Chart and figure data:
<<<<

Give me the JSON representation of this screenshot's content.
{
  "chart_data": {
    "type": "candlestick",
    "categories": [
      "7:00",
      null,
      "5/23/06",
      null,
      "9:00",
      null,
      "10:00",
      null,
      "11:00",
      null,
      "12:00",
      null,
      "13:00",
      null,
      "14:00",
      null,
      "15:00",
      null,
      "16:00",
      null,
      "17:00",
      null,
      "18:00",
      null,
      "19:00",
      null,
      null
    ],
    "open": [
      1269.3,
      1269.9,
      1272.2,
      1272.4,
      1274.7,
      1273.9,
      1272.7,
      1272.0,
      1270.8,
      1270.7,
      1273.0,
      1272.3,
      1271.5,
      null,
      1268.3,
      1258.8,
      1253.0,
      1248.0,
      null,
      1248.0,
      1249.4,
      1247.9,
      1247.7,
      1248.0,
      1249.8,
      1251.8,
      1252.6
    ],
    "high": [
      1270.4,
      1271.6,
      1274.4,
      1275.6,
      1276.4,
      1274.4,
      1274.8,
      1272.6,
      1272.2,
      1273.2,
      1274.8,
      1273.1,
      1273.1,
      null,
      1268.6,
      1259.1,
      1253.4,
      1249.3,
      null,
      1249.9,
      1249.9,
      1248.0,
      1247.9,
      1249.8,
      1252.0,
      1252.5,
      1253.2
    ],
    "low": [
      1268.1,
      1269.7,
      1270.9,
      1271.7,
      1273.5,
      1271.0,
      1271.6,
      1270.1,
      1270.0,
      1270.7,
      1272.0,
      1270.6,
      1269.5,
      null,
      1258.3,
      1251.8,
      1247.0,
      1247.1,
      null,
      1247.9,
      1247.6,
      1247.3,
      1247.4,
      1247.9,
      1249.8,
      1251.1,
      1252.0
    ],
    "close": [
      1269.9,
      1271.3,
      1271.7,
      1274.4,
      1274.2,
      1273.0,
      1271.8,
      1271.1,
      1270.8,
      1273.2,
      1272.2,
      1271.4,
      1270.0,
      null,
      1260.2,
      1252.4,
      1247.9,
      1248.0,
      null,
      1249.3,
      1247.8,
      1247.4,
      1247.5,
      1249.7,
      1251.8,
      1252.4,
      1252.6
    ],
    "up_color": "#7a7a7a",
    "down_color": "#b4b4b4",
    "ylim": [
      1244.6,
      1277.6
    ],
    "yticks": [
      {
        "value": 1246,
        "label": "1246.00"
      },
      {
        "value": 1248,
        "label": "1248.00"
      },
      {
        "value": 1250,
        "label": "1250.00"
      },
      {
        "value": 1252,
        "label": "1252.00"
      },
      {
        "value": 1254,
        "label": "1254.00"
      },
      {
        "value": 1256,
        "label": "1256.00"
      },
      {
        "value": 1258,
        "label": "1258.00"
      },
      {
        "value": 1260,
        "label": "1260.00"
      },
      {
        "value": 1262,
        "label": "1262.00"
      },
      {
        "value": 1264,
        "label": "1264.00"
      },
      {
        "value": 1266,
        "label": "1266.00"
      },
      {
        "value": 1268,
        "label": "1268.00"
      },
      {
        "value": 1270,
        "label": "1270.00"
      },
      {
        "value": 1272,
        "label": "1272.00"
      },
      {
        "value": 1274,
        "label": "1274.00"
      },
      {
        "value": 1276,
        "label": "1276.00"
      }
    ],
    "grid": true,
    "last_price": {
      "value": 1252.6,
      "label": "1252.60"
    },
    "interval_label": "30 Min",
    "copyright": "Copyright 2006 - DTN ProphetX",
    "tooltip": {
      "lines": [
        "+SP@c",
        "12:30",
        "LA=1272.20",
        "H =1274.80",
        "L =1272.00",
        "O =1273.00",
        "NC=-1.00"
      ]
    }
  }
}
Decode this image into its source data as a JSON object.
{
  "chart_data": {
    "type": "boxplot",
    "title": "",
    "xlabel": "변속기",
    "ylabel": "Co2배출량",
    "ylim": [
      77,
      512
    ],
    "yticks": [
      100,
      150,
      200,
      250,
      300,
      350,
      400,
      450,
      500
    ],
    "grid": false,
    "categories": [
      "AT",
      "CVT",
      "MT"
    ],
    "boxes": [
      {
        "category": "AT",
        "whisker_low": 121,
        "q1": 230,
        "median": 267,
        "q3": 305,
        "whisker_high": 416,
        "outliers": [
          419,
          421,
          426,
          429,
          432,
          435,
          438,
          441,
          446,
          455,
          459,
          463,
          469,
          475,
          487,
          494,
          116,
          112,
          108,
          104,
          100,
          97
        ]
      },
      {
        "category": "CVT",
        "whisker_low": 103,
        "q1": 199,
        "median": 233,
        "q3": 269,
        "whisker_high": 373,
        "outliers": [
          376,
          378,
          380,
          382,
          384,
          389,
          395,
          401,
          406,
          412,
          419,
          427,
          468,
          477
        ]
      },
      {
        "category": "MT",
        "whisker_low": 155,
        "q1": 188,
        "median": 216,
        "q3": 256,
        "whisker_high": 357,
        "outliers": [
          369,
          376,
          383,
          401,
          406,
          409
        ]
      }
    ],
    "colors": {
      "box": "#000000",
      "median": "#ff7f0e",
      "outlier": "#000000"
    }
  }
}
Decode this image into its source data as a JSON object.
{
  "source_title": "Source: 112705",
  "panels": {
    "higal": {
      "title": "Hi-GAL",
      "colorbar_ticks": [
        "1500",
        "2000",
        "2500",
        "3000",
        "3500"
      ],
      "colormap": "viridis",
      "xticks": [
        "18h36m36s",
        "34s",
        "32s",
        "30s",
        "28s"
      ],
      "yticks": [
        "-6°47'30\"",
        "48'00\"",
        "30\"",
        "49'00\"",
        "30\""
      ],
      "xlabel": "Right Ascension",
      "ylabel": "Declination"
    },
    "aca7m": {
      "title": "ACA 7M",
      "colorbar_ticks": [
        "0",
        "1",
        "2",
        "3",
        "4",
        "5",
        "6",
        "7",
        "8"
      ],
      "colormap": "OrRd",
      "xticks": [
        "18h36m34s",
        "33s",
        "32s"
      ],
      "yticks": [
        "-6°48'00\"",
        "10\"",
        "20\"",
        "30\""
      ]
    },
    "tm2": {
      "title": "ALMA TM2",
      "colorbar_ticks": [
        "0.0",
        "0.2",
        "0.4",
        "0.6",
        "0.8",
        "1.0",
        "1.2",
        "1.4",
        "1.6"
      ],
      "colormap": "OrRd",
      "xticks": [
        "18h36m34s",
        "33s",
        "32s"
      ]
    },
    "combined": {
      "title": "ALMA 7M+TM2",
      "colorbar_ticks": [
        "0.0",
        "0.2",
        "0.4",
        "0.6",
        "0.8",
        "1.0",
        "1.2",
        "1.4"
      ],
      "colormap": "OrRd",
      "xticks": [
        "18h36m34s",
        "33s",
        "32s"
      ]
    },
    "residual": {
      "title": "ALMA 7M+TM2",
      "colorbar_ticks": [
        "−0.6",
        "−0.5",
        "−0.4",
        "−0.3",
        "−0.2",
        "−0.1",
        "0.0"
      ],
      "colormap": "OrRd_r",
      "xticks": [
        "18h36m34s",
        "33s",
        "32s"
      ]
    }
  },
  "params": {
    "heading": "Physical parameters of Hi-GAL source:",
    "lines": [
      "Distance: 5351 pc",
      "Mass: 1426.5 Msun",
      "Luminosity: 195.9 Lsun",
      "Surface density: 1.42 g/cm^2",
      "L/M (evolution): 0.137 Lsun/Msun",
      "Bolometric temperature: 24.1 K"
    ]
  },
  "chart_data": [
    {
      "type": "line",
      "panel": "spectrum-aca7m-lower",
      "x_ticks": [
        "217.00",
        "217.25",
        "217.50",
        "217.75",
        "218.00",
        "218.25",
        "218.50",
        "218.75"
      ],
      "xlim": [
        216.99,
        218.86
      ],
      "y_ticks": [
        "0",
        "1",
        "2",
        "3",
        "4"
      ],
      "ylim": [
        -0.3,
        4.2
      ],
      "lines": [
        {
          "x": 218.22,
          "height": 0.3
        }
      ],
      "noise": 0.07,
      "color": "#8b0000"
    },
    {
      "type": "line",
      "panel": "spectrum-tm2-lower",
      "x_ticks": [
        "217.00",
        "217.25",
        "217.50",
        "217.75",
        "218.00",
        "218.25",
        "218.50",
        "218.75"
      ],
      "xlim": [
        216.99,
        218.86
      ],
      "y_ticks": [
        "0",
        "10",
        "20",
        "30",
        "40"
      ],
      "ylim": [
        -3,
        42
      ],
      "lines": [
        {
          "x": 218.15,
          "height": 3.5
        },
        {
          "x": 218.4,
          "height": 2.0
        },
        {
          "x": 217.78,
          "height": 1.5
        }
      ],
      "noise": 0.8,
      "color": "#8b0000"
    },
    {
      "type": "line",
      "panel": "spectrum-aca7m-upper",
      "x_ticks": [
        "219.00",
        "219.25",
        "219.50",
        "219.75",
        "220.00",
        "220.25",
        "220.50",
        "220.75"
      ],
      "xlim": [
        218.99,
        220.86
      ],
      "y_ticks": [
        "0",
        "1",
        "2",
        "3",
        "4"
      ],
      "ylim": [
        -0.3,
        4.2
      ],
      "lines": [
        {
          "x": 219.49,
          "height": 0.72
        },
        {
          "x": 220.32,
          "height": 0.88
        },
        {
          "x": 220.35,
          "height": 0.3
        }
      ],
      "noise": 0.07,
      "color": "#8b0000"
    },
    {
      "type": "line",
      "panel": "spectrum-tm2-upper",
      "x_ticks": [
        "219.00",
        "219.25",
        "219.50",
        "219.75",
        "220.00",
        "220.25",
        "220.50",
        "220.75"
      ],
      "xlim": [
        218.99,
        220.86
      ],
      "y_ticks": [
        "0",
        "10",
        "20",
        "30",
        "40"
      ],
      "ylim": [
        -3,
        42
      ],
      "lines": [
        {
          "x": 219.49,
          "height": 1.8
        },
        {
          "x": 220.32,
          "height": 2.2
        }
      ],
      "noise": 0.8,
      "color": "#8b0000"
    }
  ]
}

>>>>

Exercise description:
Look above for every line with the word "upper" and copy it.

Solution to the problem:
      "panel": "spectrum-aca7m-upper",
      "panel": "spectrum-tm2-upper",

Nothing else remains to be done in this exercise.